┌──

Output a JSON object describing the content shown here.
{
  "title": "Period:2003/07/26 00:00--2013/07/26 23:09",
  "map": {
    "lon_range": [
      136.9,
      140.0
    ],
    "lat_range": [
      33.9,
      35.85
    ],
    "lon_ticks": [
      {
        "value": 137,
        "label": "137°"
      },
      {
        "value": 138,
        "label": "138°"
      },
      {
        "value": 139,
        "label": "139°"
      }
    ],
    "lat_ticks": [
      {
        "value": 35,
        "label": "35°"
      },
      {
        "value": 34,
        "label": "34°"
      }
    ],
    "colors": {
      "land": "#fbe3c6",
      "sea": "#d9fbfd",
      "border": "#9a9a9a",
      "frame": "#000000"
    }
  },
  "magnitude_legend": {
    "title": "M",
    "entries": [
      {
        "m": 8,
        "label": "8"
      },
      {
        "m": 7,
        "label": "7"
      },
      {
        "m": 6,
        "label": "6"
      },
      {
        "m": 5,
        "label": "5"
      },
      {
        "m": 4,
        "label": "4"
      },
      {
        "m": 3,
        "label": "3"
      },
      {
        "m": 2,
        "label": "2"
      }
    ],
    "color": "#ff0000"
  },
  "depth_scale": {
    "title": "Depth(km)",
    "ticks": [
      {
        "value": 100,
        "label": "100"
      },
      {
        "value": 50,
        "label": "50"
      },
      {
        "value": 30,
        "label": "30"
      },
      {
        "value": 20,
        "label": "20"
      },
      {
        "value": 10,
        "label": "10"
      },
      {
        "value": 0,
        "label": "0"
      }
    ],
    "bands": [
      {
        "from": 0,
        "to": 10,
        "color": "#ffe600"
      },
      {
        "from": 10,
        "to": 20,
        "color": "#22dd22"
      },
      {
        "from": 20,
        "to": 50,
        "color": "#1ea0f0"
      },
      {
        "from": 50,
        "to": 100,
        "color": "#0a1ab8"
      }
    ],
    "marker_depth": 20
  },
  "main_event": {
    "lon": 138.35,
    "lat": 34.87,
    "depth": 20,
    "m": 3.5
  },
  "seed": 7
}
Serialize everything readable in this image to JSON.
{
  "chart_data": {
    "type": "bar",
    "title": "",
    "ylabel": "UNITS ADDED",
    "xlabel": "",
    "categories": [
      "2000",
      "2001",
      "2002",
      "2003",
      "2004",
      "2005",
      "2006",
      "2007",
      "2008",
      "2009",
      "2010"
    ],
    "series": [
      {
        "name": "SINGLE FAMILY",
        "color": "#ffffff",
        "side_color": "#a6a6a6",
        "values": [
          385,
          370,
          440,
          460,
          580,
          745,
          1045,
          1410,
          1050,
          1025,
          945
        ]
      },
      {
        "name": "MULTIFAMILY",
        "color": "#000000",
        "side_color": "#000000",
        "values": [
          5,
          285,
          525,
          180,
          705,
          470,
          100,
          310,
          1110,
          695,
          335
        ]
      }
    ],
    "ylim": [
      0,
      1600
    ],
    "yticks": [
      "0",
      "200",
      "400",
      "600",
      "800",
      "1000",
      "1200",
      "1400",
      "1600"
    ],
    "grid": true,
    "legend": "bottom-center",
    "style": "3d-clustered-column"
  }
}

└──

_GIVEN PROBLEM_
Of the lines in the entries, how many include the word "JSON"? State only the number.

_ANSWER_
2